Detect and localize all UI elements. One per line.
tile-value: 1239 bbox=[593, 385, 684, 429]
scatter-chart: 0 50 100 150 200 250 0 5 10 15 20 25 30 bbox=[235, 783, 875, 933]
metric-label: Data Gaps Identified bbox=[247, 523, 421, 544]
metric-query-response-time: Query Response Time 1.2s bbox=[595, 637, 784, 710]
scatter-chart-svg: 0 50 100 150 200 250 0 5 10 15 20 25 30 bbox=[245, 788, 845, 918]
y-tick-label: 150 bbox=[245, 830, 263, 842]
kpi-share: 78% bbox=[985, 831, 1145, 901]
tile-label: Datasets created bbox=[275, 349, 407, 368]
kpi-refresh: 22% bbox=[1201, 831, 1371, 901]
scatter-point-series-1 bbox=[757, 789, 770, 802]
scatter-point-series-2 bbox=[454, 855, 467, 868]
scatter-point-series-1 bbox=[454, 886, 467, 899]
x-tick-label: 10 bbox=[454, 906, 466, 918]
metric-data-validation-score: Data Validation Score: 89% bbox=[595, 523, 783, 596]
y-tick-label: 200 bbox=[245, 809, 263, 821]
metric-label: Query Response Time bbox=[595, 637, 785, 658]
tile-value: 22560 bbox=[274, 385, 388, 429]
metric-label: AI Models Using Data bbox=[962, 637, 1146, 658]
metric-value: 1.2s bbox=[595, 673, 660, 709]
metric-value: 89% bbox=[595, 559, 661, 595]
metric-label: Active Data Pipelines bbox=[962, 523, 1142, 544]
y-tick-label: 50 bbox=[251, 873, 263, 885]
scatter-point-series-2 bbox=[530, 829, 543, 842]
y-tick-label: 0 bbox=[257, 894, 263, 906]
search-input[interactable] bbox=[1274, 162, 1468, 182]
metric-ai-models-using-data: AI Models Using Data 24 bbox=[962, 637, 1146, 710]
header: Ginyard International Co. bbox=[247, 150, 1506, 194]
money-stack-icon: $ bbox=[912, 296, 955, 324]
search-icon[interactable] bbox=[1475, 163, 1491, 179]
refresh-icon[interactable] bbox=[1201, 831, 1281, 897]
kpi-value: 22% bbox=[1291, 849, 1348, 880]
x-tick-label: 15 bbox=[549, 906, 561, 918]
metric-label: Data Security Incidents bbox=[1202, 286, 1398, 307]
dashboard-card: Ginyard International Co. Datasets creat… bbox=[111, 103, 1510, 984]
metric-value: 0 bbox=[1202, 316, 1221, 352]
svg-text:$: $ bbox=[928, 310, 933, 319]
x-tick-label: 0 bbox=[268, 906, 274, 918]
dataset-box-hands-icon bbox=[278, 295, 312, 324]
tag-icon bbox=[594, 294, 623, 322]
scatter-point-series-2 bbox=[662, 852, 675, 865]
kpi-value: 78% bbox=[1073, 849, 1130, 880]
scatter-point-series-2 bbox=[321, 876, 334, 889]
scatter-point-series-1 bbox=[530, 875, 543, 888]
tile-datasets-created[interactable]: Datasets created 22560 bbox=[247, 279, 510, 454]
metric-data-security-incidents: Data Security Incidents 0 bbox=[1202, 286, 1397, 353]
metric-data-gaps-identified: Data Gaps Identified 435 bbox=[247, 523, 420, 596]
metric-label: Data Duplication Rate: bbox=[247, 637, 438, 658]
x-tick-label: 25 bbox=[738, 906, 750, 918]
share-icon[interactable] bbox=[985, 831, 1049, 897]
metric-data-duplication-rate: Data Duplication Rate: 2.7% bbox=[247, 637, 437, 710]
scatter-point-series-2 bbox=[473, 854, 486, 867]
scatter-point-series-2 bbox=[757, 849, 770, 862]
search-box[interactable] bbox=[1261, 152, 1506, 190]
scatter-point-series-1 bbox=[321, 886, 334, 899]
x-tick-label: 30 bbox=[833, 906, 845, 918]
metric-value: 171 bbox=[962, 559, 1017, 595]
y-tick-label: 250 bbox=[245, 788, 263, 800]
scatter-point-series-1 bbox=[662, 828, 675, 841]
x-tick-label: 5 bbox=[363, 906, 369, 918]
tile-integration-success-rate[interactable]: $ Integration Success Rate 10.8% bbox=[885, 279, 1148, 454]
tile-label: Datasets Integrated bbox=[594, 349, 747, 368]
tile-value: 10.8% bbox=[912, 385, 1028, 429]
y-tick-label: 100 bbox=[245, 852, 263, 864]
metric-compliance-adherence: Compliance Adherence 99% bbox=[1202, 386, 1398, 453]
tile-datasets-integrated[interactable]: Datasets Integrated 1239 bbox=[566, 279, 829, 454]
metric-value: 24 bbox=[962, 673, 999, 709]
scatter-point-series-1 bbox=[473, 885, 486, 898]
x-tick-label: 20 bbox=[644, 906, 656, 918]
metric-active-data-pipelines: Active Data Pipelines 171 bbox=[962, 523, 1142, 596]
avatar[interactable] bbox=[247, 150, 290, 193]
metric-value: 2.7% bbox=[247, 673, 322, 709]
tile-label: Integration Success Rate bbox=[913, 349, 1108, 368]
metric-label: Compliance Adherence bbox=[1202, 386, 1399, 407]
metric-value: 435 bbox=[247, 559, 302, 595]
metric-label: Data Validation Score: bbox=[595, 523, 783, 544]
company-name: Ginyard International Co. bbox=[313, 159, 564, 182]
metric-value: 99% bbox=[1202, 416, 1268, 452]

········

SET TASK — Please repeat the entries from the first line through the line containing "tile-value: 22560 bbox=[274, 385, 388, 429]", changing every "Query Response Time" to "Query Latency" and leaving everything else unchanged.

COMPLETE RESPONSE —
Detect and localize all UI elements. One per line.
tile-value: 1239 bbox=[593, 385, 684, 429]
scatter-chart: 0 50 100 150 200 250 0 5 10 15 20 25 30 bbox=[235, 783, 875, 933]
metric-label: Data Gaps Identified bbox=[247, 523, 421, 544]
metric-query-response-time: Query Latency 1.2s bbox=[595, 637, 784, 710]
scatter-chart-svg: 0 50 100 150 200 250 0 5 10 15 20 25 30 bbox=[245, 788, 845, 918]
y-tick-label: 150 bbox=[245, 830, 263, 842]
kpi-share: 78% bbox=[985, 831, 1145, 901]
tile-label: Datasets created bbox=[275, 349, 407, 368]
kpi-refresh: 22% bbox=[1201, 831, 1371, 901]
scatter-point-series-1 bbox=[757, 789, 770, 802]
scatter-point-series-2 bbox=[454, 855, 467, 868]
scatter-point-series-1 bbox=[454, 886, 467, 899]
x-tick-label: 10 bbox=[454, 906, 466, 918]
metric-data-validation-score: Data Validation Score: 89% bbox=[595, 523, 783, 596]
y-tick-label: 200 bbox=[245, 809, 263, 821]
metric-label: Query Latency bbox=[595, 637, 785, 658]
tile-value: 22560 bbox=[274, 385, 388, 429]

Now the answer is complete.